▶ _EXERCISE AIM_:
Reproduce all records verbatim.

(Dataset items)

════

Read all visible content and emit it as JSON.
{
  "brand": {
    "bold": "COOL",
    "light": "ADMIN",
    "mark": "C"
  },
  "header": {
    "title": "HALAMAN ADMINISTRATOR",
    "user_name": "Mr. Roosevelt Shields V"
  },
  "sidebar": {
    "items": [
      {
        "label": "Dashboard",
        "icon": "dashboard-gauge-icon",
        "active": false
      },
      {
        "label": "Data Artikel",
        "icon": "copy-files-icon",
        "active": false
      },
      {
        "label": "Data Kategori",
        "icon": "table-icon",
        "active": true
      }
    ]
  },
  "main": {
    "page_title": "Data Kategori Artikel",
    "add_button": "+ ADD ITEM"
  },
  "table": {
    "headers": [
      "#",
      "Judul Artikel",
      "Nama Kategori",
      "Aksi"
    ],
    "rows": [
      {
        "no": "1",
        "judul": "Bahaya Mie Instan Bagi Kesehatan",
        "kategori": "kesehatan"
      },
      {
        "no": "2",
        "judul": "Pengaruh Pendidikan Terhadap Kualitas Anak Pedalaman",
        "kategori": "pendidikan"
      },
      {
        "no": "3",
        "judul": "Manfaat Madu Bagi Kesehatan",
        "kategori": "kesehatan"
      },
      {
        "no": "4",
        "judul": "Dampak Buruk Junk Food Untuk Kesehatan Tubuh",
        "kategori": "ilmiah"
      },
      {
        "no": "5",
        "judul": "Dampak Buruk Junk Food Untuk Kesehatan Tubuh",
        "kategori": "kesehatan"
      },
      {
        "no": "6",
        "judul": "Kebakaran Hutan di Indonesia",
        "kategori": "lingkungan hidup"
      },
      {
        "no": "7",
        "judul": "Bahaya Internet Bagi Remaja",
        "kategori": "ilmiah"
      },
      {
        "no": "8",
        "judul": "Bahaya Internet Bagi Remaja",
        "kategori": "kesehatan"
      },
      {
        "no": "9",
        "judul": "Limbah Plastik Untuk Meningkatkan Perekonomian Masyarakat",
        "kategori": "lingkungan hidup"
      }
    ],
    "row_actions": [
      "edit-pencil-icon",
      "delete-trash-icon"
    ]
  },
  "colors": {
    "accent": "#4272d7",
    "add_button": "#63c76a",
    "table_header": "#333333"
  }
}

════

▶ _WORKED ANSWER_:
Read all visible content and emit it as JSON.
{
  "brand": {
    "bold": "COOL",
    "light": "ADMIN",
    "mark": "C"
  },
  "header": {
    "title": "HALAMAN ADMINISTRATOR",
    "user_name": "Mr. Roosevelt Shields V"
  },
  "sidebar": {
    "items": [
      {
        "label": "Dashboard",
        "icon": "dashboard-gauge-icon",
        "active": false
      },
      {
        "label": "Data Artikel",
        "icon": "copy-files-icon",
        "active": false
      },
      {
        "label": "Data Kategori",
        "icon": "table-icon",
        "active": true
      }
    ]
  },
  "main": {
    "page_title": "Data Kategori Artikel",
    "add_button": "+ ADD ITEM"
  },
  "table": {
    "headers": [
      "#",
      "Judul Artikel",
      "Nama Kategori",
      "Aksi"
    ],
    "rows": [
      {
        "no": "1",
        "judul": "Bahaya Mie Instan Bagi Kesehatan",
        "kategori": "kesehatan"
      },
      {
        "no": "2",
        "judul": "Pengaruh Pendidikan Terhadap Kualitas Anak Pedalaman",
        "kategori": "pendidikan"
      },
      {
        "no": "3",
        "judul": "Manfaat Madu Bagi Kesehatan",
        "kategori": "kesehatan"
      },
      {
        "no": "4",
        "judul": "Dampak Buruk Junk Food Untuk Kesehatan Tubuh",
        "kategori": "ilmiah"
      },
      {
        "no": "5",
        "judul": "Dampak Buruk Junk Food Untuk Kesehatan Tubuh",
        "kategori": "kesehatan"
      },
      {
        "no": "6",
        "judul": "Kebakaran Hutan di Indonesia",
        "kategori": "lingkungan hidup"
      },
      {
        "no": "7",
        "judul": "Bahaya Internet Bagi Remaja",
        "kategori": "ilmiah"
      },
      {
        "no": "8",
        "judul": "Bahaya Internet Bagi Remaja",
        "kategori": "kesehatan"
      },
      {
        "no": "9",
        "judul": "Limbah Plastik Untuk Meningkatkan Perekonomian Masyarakat",
        "kategori": "lingkungan hidup"
      }
    ],
    "row_actions": [
      "edit-pencil-icon",
      "delete-trash-icon"
    ]
  },
  "colors": {
    "accent": "#4272d7",
    "add_button": "#63c76a",
    "table_header": "#333333"
  }
}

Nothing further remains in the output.